▶ TEXT SECTION
================================
I'm developing a game with QtQuick 2 (Qt5.2) QML and C++. I want most of the game-logic in C++ (I don't want to do it with JS), and I'm trying to use QStateMachines for a lot of the logic.
Now my question is, how do I implement a proper game-loop in that scenario?
The game has for example objects that are moving from and to certain waypoints on the screen, so I think I can't do everything state/event-based. At some point I need to say "my object should move 10 pixels in direction x every second". So for example when my object is in its state "moving", it should move by a certain amount every second and then of course check for some conditions if it has to switch the state (e.g. to "attacking").
Now all the demos in the Qt-examples and on the web seem to be either fully event-based (e.g. four-in-a-row-wins-like) or written in JavaScript. So I am a bit lost here.
================================
▶ TRY IT
Write the next part of the post about building a game loop with QtQuick and C++, starting after its last sentence. The records are separate material, unrelated to the post about a Qt game loop.

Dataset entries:
================================
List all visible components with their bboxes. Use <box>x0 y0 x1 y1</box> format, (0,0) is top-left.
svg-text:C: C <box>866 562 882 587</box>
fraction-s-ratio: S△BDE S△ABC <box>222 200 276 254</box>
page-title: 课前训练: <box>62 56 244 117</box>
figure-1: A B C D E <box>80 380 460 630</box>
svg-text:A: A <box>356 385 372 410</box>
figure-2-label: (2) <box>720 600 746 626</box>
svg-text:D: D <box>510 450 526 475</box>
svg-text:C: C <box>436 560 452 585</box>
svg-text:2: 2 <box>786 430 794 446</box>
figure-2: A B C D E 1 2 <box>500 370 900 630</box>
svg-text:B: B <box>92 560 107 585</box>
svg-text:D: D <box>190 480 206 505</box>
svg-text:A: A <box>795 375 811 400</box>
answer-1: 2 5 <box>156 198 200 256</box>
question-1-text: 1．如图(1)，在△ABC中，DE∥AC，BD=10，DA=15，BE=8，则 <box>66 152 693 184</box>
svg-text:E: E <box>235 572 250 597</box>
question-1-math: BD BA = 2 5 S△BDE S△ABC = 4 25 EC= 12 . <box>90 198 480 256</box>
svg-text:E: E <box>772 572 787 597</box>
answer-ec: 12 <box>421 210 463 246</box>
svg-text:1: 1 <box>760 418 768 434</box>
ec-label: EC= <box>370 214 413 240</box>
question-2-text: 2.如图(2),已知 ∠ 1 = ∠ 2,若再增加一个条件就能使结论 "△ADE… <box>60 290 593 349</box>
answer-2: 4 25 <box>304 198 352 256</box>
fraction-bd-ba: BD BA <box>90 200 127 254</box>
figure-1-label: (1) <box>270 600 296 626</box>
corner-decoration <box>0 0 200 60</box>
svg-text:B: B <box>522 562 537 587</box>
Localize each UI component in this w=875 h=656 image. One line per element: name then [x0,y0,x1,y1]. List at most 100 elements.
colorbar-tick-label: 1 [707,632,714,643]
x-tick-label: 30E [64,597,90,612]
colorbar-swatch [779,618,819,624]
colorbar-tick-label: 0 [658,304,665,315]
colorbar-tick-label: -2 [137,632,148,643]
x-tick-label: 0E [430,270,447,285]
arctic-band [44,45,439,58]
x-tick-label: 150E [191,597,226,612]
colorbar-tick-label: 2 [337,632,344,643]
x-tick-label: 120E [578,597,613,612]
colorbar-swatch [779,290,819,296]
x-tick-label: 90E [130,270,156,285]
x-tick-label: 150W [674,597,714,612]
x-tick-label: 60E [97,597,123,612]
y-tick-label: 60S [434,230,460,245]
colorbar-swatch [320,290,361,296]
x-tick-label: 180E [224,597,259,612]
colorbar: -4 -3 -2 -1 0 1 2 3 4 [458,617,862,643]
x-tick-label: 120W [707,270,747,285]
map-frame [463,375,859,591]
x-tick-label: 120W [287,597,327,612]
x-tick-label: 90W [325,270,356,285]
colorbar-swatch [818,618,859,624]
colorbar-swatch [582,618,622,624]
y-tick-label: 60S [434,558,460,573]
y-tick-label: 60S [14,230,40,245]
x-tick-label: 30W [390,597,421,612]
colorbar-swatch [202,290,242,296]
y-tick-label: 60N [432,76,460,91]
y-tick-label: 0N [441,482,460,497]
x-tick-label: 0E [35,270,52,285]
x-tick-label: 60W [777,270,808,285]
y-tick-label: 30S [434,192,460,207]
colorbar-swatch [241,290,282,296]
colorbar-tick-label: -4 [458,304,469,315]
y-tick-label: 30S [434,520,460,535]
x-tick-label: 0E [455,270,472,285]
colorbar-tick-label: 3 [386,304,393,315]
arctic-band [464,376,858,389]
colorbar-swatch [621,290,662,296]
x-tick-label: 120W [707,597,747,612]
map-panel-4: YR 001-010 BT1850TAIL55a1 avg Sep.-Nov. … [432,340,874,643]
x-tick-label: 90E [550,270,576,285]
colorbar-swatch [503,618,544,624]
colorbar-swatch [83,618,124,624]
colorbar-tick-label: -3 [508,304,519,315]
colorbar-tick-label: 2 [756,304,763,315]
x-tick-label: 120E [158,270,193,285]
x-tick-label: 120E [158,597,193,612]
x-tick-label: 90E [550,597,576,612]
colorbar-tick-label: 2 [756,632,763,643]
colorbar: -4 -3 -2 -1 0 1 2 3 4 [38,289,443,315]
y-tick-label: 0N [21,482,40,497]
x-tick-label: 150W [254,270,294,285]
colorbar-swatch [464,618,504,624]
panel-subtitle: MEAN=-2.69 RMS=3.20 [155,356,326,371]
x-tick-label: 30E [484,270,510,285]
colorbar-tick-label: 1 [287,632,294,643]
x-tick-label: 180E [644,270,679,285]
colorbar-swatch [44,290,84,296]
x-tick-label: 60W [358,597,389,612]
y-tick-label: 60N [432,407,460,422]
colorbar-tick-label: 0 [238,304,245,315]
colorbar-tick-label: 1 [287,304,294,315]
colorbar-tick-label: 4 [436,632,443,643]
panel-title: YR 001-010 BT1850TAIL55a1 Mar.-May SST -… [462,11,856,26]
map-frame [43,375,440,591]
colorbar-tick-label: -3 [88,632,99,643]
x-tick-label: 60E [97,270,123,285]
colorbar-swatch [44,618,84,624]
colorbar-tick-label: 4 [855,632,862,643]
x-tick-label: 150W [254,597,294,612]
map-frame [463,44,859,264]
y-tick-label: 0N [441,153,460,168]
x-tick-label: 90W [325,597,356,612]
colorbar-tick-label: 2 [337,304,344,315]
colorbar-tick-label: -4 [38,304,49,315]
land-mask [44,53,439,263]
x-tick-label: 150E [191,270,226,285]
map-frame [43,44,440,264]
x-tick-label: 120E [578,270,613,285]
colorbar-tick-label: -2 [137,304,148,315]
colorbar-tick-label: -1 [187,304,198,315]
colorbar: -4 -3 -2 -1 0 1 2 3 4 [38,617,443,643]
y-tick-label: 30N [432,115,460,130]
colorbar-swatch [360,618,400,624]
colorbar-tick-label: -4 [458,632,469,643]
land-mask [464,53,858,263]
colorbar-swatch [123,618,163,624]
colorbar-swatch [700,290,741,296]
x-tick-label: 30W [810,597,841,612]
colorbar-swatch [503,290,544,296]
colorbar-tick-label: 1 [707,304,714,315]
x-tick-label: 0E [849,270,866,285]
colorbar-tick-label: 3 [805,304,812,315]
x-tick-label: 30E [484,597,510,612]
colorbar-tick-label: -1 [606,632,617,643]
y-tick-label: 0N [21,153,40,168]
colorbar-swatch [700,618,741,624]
================================
▶ OUTPUT OF THE TASK
One idea I could find was to create a QTimer with a timer of e.g. 30ms and connect that QTimer's timeout() signal to an advance() slot of every moving object, and start that timer before 'return app.exec();'. Like this:
QTimer timer;
QObject::connect(&timer, SIGNAL(timeout()), &scene, SLOT(advance()));
timer.start(1000 / 33);
return app.exec();
and then each object (e.g. the Mouse) has a
void Mouse::advance(int step)
However, this requires a QGraphicsScene and I'm not sure how well that goes with a QtQuick/QML project on Android/iOS.
Is that a good solution? Or is my view of the problem somehow wrong and I don't need a game loop to accomplish my goal?
The solution shouldn't use any desktop-only stuff from Qt, i.e. it should work on Android, iOS and desktops.